== Entries ==
------------------------------------------------------------------------

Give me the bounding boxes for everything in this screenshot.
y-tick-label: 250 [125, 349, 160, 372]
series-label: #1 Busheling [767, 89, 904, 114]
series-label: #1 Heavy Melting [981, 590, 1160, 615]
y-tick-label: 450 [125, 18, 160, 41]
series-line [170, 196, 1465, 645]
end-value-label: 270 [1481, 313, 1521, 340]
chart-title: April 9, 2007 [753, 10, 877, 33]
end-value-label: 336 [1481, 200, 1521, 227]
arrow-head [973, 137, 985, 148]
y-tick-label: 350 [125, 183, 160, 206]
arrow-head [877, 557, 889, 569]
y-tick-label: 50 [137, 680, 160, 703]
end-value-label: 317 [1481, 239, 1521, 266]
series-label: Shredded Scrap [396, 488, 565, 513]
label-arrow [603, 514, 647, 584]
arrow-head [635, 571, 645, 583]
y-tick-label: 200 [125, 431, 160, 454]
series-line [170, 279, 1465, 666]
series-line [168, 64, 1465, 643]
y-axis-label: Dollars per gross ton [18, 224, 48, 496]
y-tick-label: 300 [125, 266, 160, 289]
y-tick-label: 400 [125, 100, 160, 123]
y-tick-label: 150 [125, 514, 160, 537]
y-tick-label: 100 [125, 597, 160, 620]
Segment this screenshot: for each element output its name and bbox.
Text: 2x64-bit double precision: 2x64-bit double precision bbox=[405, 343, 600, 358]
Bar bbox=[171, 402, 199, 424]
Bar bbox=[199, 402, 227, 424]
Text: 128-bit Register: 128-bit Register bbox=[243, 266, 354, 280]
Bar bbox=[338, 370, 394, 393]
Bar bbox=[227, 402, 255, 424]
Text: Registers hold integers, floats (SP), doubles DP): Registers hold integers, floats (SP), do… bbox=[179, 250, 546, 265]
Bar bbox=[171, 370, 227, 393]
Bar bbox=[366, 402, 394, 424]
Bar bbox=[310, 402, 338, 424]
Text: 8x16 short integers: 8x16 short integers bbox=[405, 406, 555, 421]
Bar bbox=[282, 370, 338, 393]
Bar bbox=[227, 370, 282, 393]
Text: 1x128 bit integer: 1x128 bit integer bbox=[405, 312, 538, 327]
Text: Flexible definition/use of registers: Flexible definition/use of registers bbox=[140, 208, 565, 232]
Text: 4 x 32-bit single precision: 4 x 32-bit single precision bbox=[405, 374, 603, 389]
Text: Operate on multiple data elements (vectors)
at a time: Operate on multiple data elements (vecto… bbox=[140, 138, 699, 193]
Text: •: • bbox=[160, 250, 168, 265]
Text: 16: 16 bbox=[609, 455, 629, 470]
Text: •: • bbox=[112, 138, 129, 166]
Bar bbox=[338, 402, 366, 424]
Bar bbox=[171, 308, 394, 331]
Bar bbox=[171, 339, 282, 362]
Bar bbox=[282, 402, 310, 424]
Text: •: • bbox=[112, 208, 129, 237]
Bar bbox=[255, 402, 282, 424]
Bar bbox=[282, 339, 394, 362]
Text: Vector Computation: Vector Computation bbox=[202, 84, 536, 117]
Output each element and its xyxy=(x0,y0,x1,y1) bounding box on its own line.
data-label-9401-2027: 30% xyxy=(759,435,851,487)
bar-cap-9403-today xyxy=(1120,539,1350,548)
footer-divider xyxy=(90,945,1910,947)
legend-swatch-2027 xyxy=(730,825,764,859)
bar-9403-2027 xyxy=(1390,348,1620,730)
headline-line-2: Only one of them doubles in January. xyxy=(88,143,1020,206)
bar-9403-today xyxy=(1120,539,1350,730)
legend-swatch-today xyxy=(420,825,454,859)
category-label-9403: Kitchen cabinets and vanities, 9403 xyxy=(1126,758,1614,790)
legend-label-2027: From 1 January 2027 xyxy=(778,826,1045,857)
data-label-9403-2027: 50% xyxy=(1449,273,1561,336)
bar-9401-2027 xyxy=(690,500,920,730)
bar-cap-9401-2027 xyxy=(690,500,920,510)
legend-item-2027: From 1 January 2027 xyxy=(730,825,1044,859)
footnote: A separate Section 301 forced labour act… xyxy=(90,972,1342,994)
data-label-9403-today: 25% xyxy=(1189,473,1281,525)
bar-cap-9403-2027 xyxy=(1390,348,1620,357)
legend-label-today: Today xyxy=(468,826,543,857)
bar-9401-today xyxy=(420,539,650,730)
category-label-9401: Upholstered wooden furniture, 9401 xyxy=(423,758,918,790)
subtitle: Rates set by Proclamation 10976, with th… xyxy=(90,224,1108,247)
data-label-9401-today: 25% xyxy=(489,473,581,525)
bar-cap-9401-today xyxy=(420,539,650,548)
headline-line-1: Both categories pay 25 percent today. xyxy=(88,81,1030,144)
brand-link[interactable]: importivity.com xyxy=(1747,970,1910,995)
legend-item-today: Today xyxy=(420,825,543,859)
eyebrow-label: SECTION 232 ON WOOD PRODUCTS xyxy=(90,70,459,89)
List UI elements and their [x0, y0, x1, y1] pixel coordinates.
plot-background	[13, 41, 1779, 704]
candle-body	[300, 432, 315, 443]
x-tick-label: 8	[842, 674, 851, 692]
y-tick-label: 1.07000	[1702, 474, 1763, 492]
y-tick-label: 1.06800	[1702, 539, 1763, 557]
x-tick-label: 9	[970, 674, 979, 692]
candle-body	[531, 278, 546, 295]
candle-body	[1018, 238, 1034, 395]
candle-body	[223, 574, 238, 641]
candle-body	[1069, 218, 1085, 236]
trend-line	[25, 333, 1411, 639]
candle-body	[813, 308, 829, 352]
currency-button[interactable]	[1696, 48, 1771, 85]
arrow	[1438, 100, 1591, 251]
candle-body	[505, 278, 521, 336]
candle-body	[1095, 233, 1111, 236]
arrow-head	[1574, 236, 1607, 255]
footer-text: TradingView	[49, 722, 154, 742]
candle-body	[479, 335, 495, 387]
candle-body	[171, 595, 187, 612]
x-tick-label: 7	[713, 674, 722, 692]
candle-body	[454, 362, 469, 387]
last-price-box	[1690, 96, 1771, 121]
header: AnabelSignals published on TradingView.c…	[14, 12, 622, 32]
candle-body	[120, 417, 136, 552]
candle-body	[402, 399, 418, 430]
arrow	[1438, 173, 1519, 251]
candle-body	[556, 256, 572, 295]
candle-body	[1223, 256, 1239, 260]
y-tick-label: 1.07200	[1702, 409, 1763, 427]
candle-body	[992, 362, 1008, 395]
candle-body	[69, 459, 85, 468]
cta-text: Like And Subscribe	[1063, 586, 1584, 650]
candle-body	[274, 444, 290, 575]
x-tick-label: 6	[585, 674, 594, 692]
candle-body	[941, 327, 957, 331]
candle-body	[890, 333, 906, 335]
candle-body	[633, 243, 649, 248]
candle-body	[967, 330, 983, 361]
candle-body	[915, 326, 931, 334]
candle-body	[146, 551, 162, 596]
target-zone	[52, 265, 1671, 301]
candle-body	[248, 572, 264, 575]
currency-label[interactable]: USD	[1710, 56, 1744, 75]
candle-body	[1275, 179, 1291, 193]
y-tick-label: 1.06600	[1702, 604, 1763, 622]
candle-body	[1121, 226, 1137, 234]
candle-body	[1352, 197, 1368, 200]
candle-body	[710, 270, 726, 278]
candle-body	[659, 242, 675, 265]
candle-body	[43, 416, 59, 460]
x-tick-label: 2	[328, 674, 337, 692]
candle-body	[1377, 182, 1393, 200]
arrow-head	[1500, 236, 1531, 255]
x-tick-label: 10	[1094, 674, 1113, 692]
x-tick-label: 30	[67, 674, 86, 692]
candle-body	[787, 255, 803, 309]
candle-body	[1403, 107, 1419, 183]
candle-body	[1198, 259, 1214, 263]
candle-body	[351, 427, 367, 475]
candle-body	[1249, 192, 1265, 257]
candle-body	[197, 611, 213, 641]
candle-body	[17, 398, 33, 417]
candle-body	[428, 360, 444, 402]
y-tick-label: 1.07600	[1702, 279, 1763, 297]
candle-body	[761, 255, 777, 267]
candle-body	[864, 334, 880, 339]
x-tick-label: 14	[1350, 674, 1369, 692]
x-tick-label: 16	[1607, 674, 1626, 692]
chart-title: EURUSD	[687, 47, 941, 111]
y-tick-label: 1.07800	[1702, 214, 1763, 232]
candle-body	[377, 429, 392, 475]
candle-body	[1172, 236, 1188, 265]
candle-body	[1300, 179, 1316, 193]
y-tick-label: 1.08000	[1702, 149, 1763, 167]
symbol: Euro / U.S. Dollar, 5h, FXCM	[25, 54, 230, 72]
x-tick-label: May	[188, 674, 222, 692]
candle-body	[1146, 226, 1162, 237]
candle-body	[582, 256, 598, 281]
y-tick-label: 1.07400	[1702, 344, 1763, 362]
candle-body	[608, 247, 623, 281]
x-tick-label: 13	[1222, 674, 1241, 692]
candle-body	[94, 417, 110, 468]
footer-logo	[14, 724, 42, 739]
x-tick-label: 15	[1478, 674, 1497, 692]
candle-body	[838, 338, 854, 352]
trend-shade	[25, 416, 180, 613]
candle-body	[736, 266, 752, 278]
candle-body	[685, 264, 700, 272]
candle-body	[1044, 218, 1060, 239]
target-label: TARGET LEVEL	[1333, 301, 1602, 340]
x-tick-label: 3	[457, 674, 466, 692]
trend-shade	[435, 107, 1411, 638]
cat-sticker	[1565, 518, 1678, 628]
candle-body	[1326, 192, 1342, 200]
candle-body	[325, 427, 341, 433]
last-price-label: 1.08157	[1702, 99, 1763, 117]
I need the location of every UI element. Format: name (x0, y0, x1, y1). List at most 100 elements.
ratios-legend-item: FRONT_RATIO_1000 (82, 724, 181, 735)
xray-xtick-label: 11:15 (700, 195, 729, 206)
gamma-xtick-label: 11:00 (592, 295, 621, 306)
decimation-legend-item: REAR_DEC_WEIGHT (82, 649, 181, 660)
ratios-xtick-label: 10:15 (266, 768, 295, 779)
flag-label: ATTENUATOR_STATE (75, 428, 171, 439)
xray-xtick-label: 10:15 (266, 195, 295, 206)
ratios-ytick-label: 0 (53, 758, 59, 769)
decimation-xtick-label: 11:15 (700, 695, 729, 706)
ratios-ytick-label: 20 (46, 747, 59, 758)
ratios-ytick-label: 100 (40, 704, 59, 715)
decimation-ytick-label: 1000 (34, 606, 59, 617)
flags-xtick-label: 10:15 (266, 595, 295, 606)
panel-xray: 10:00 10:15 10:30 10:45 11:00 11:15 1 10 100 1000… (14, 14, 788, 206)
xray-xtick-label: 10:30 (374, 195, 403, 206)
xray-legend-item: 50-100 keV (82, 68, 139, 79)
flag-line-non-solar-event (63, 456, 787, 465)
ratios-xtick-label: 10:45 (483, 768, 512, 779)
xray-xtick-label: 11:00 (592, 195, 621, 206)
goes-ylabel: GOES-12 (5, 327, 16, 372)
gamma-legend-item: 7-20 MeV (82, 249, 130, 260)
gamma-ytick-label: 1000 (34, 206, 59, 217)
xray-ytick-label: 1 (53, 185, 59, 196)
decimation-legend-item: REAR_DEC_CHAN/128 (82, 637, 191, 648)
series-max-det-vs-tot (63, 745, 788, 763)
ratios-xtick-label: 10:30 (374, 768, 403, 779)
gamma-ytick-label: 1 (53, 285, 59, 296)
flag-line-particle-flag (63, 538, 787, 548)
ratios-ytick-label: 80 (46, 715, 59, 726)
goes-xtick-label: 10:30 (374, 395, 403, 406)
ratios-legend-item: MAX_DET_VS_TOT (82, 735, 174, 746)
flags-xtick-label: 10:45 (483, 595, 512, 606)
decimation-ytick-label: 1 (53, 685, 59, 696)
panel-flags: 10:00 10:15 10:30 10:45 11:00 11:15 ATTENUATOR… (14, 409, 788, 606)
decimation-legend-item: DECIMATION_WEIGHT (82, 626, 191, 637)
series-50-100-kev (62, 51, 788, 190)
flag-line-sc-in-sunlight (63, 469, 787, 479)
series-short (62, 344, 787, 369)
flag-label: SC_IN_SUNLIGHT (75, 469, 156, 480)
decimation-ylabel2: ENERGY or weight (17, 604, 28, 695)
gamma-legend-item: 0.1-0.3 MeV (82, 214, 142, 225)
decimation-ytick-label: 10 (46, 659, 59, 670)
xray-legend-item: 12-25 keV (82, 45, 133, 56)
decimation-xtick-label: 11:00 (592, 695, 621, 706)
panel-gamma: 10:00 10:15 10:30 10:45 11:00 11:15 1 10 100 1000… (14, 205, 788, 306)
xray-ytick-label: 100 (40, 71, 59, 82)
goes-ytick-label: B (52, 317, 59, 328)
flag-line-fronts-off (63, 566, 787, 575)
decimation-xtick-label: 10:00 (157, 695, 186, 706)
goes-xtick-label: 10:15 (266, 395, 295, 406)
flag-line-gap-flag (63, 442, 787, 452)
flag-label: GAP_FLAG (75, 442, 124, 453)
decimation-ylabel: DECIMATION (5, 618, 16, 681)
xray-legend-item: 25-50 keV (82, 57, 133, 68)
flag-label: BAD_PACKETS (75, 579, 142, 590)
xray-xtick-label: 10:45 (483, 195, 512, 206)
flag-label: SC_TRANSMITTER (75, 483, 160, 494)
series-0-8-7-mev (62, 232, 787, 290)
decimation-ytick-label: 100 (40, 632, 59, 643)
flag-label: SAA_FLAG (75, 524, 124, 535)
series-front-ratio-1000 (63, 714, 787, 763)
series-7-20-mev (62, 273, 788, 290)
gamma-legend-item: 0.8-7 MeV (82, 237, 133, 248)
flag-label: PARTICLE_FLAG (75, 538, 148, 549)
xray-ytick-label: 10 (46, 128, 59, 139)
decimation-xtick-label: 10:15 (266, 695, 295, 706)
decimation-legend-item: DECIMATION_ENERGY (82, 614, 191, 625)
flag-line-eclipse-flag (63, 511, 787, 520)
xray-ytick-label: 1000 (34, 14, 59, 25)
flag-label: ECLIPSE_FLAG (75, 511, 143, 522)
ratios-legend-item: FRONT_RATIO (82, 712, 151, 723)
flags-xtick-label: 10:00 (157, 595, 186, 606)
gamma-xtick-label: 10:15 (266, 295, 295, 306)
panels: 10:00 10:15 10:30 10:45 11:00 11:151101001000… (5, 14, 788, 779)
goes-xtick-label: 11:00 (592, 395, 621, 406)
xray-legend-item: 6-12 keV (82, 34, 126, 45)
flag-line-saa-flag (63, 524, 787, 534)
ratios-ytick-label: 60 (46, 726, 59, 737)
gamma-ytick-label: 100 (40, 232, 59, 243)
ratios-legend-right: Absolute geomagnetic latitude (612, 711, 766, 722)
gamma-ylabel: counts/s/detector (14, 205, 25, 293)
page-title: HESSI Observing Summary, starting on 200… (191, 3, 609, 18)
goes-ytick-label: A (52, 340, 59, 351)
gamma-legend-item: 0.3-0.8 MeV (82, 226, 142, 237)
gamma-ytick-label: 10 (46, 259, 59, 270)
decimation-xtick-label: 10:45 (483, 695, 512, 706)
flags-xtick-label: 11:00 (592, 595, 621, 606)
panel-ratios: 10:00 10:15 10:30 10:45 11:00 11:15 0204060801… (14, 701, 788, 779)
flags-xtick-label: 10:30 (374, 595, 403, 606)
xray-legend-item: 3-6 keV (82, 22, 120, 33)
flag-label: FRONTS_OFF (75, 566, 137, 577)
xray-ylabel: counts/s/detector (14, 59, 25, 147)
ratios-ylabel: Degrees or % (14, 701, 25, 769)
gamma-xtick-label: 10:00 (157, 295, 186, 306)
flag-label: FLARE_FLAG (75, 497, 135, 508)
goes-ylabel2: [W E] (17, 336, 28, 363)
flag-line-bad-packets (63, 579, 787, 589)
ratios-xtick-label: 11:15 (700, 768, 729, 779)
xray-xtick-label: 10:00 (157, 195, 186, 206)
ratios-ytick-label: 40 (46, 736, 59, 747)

------------------------------------------------------------------------

== What to work on ==
Please reproduce the rows exactly, from the first one through the line containing "end-value-label: 270 [1481, 313, 1521, 340]", including that line.

== Task response ==
Give me the bounding boxes for everything in this screenshot.
y-tick-label: 250 [125, 349, 160, 372]
series-label: #1 Busheling [767, 89, 904, 114]
series-label: #1 Heavy Melting [981, 590, 1160, 615]
y-tick-label: 450 [125, 18, 160, 41]
series-line [170, 196, 1465, 645]
end-value-label: 270 [1481, 313, 1521, 340]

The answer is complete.